**WRITTEN REQUEST**. Restate the entries below word for word, omitting nothing.

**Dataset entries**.
>> Start

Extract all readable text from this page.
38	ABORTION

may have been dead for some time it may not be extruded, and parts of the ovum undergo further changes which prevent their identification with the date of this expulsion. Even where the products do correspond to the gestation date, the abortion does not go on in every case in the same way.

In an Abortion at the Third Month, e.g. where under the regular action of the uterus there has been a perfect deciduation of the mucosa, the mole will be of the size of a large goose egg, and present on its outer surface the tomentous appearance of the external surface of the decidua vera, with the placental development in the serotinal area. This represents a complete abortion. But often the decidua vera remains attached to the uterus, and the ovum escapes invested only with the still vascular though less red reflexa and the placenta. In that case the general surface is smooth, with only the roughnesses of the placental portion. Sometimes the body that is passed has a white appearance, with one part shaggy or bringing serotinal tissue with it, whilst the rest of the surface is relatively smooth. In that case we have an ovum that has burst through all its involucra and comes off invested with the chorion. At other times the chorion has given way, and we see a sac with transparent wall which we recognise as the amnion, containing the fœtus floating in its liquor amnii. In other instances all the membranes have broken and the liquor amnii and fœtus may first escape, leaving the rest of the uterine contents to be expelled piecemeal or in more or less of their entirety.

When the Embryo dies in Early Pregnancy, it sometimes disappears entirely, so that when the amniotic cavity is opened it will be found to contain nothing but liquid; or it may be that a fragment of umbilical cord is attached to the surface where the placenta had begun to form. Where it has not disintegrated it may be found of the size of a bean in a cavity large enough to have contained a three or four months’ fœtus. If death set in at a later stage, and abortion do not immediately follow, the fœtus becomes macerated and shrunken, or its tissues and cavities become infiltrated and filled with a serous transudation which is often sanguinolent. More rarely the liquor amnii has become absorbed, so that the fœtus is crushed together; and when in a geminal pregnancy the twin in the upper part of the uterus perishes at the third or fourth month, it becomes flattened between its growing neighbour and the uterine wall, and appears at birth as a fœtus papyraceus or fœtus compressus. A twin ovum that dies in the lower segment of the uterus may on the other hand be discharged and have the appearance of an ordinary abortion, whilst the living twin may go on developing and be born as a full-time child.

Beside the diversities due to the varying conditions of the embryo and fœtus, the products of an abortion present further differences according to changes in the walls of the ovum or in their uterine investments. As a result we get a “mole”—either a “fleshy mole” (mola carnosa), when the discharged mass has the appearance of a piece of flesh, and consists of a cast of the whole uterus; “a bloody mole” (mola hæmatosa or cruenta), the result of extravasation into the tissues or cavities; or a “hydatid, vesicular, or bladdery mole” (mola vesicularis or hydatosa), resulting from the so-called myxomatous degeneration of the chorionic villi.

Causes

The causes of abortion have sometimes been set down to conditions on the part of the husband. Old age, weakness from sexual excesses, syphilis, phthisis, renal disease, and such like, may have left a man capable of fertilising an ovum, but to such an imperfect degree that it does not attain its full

>> End

**SOLUTION BELOW**.
Extract all readable text from this page.
38	ABORTION

may have been dead for some time it may not be extruded, and parts of the ovum undergo further changes which prevent their identification with the date of this expulsion. Even where the products do correspond to the gestation date, the abortion does not go on in every case in the same way.

In an Abortion at the Third Month, e.g. where under the regular action of the uterus there has been a perfect deciduation of the mucosa, the mole will be of the size of a large goose egg, and present on its outer surface the tomentous appearance of the external surface of the decidua vera, with the placental development in the serotinal area. This represents a complete abortion. But often the decidua vera remains attached to the uterus, and the ovum escapes invested only with the still vascular though less red reflexa and the placenta. In that case the general surface is smooth, with only the roughnesses of the placental portion. Sometimes the body that is passed has a white appearance, with one part shaggy or bringing serotinal tissue with it, whilst the rest of the surface is relatively smooth. In that case we have an ovum that has burst through all its involucra and comes off invested with the chorion. At other times the chorion has given way, and we see a sac with transparent wall which we recognise as the amnion, containing the fœtus floating in its liquor amnii. In other instances all the membranes have broken and the liquor amnii and fœtus may first escape, leaving the rest of the uterine contents to be expelled piecemeal or in more or less of their entirety.

When the Embryo dies in Early Pregnancy, it sometimes disappears entirely, so that when the amniotic cavity is opened it will be found to contain nothing but liquid; or it may be that a fragment of umbilical cord is attached to the surface where the placenta had begun to form. Where it has not disintegrated it may be found of the size of a bean in a cavity large enough to have contained a three or four months’ fœtus. If death set in at a later stage, and abortion do not immediately follow, the fœtus becomes macerated and shrunken, or its tissues and cavities become infiltrated and filled with a serous transudation which is often sanguinolent. More rarely the liquor amnii has become absorbed, so that the fœtus is crushed together; and when in a geminal pregnancy the twin in the upper part of the uterus perishes at the third or fourth month, it becomes flattened between its growing neighbour and the uterine wall, and appears at birth as a fœtus papyraceus or fœtus compressus. A twin ovum that dies in the lower segment of the uterus may on the other hand be discharged and have the appearance of an ordinary abortion, whilst the living twin may go on developing and be born as a full-time child.

Beside the diversities due to the varying conditions of the embryo and fœtus, the products of an abortion present further differences according to changes in the walls of the ovum or in their uterine investments. As a result we get a “mole”—either a “fleshy mole” (mola carnosa), when the discharged mass has the appearance of a piece of flesh, and consists of a cast of the whole uterus; “a bloody mole” (mola hæmatosa or cruenta), the result of extravasation into the tissues or cavities; or a “hydatid, vesicular, or bladdery mole” (mola vesicularis or hydatosa), resulting from the so-called myxomatous degeneration of the chorionic villi.

Causes

The causes of abortion have sometimes been set down to conditions on the part of the husband. Old age, weakness from sexual excesses, syphilis, phthisis, renal disease, and such like, may have left a man capable of fertilising an ovum, but to such an imperfect degree that it does not attain its full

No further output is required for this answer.